**DIRECTIONS**
Transcribe all records exactly.

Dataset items

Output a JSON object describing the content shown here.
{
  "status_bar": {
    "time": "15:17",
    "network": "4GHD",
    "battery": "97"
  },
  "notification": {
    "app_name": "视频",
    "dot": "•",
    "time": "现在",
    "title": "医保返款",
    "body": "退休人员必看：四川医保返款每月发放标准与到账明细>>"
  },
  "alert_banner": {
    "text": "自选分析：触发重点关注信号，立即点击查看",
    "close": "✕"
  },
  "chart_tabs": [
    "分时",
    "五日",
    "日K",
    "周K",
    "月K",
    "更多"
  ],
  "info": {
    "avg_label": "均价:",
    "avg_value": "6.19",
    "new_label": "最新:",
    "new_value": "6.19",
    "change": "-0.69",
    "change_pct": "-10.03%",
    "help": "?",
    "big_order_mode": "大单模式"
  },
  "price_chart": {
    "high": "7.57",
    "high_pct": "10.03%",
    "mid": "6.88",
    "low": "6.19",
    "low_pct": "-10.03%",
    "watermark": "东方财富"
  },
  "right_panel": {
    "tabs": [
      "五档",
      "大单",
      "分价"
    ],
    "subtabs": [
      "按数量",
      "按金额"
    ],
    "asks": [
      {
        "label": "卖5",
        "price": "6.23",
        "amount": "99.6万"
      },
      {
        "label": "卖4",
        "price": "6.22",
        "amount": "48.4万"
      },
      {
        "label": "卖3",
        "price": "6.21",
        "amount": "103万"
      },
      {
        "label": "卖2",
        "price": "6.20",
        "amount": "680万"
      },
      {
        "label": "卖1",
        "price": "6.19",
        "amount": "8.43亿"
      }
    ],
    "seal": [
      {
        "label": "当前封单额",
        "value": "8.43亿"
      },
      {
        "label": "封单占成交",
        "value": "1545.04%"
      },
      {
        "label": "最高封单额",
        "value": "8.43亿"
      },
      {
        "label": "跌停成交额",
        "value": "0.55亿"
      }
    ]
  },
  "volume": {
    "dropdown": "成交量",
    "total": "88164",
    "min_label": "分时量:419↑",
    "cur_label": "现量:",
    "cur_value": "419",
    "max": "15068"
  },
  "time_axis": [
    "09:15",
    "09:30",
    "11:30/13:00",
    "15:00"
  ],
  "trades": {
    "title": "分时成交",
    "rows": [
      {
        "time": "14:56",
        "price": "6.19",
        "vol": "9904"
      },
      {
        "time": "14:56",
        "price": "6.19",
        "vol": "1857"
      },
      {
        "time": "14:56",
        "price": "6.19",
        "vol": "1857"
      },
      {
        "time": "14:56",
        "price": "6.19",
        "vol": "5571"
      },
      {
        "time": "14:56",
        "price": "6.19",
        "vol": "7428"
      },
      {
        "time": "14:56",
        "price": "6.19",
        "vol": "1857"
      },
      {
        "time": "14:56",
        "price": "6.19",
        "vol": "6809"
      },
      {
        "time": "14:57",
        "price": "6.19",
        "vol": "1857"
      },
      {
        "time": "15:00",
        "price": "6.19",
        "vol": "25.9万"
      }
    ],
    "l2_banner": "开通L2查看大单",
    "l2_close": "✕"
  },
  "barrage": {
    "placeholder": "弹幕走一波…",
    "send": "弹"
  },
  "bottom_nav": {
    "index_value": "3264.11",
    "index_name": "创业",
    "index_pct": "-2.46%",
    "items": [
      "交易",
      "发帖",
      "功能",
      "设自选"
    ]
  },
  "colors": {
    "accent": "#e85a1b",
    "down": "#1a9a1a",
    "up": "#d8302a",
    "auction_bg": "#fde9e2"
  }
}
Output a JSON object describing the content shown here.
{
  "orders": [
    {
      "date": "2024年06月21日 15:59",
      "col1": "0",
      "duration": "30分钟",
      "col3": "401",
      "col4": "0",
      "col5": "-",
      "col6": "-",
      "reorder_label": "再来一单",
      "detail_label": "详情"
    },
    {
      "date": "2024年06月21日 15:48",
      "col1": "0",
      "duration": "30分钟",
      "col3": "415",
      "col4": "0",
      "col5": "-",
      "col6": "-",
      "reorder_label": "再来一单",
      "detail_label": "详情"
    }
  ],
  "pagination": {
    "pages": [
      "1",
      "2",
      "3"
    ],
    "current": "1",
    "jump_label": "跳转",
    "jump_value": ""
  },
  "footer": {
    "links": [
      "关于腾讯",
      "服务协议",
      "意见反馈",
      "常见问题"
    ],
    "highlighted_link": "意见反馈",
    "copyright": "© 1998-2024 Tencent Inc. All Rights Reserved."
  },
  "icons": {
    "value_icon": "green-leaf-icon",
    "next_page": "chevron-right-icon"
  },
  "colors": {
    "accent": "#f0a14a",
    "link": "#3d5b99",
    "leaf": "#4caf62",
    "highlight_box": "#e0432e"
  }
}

**PROBLEM SOLUTION**
Output a JSON object describing the content shown here.
{
  "status_bar": {
    "time": "15:17",
    "network": "4GHD",
    "battery": "97"
  },
  "notification": {
    "app_name": "视频",
    "dot": "•",
    "time": "现在",
    "title": "医保返款",
    "body": "退休人员必看：四川医保返款每月发放标准与到账明细>>"
  },
  "alert_banner": {
    "text": "自选分析：触发重点关注信号，立即点击查看",
    "close": "✕"
  },
  "chart_tabs": [
    "分时",
    "五日",
    "日K",
    "周K",
    "月K",
    "更多"
  ],
  "info": {
    "avg_label": "均价:",
    "avg_value": "6.19",
    "new_label": "最新:",
    "new_value": "6.19",
    "change": "-0.69",
    "change_pct": "-10.03%",
    "help": "?",
    "big_order_mode": "大单模式"
  },
  "price_chart": {
    "high": "7.57",
    "high_pct": "10.03%",
    "mid": "6.88",
    "low": "6.19",
    "low_pct": "-10.03%",
    "watermark": "东方财富"
  },
  "right_panel": {
    "tabs": [
      "五档",
      "大单",
      "分价"
    ],
    "subtabs": [
      "按数量",
      "按金额"
    ],
    "asks": [
      {
        "label": "卖5",
        "price": "6.23",
        "amount": "99.6万"
      },
      {
        "label": "卖4",
        "price": "6.22",
        "amount": "48.4万"
      },
      {
        "label": "卖3",
        "price": "6.21",
        "amount": "103万"
      },
      {
        "label": "卖2",
        "price": "6.20",
        "amount": "680万"
      },
      {
        "label": "卖1",
        "price": "6.19",
        "amount": "8.43亿"
      }
    ],
    "seal": [
      {
        "label": "当前封单额",
        "value": "8.43亿"
      },
      {
        "label": "封单占成交",
        "value": "1545.04%"
      },
      {
        "label": "最高封单额",
        "value": "8.43亿"
      },
      {
        "label": "跌停成交额",
        "value": "0.55亿"
      }
    ]
  },
  "volume": {
    "dropdown": "成交量",
    "total": "88164",
    "min_label": "分时量:419↑",
    "cur_label": "现量:",
    "cur_value": "419",
    "max": "15068"
  },
  "time_axis": [
    "09:15",
    "09:30",
    "11:30/13:00",
    "15:00"
  ],
  "trades": {
    "title": "分时成交",
    "rows": [
      {
        "time": "14:56",
        "price": "6.19",
        "vol": "9904"
      },
      {
        "time": "14:56",
        "price": "6.19",
        "vol": "1857"
      },
      {
        "time": "14:56",
        "price": "6.19",
        "vol": "1857"
      },
      {
        "time": "14:56",
        "price": "6.19",
        "vol": "5571"
      },
      {
        "time": "14:56",
        "price": "6.19",
        "vol": "7428"
      },
      {
        "time": "14:56",
        "price": "6.19",
        "vol": "1857"
      },
      {
        "time": "14:56",
        "price": "6.19",
        "vol": "6809"
      },
      {
        "time": "14:57",
        "price": "6.19",
        "vol": "1857"
      },
      {
        "time": "15:00",
        "price": "6.19",
        "vol": "25.9万"
      }
    ],
    "l2_banner": "开通L2查看大单",
    "l2_close": "✕"
  },
  "barrage": {
    "placeholder": "弹幕走一波…",
    "send": "弹"
  },
  "bottom_nav": {
    "index_value": "3264.11",
    "index_name": "创业",
    "index_pct": "-2.46%",
    "items": [
      "交易",
      "发帖",
      "功能",
      "设自选"
    ]
  },
  "colors": {
    "accent": "#e85a1b",
    "down": "#1a9a1a",
    "up": "#d8302a",
    "auction_bg": "#fde9e2"
  }
}
Output a JSON object describing the content shown here.
{
  "orders": [
    {
      "date": "2024年06月21日 15:59",
      "col1": "0",
      "duration": "30分钟",
      "col3": "401",
      "col4": "0",
      "col5": "-",
      "col6": "-",
      "reorder_label": "再来一单",
      "detail_label": "详情"
    },
    {
      "date": "2024年06月21日 15:48",
      "col1": "0",
      "duration": "30分钟",
      "col3": "415",
      "col4": "0",
      "col5": "-",
      "col6": "-",
      "reorder_label": "再来一单",
      "detail_label": "详情"
    }
  ],
  "pagination": {
    "pages": [
      "1",
      "2",
      "3"
    ],
    "current": "1",
    "jump_label": "跳转",
    "jump_value": ""
  },
  "footer": {
    "links": [
      "关于腾讯",
      "服务协议",
      "意见反馈",
      "常见问题"
    ],
    "highlighted_link": "意见反馈",
    "copyright": "© 1998-2024 Tencent Inc. All Rights Reserved."
  },
  "icons": {
    "value_icon": "green-leaf-icon",
    "next_page": "chevron-right-icon"
  },
  "colors": {
    "accent": "#f0a14a",
    "link": "#3d5b99",
    "leaf": "#4caf62",
    "highlight_box": "#e0432e"
  }
}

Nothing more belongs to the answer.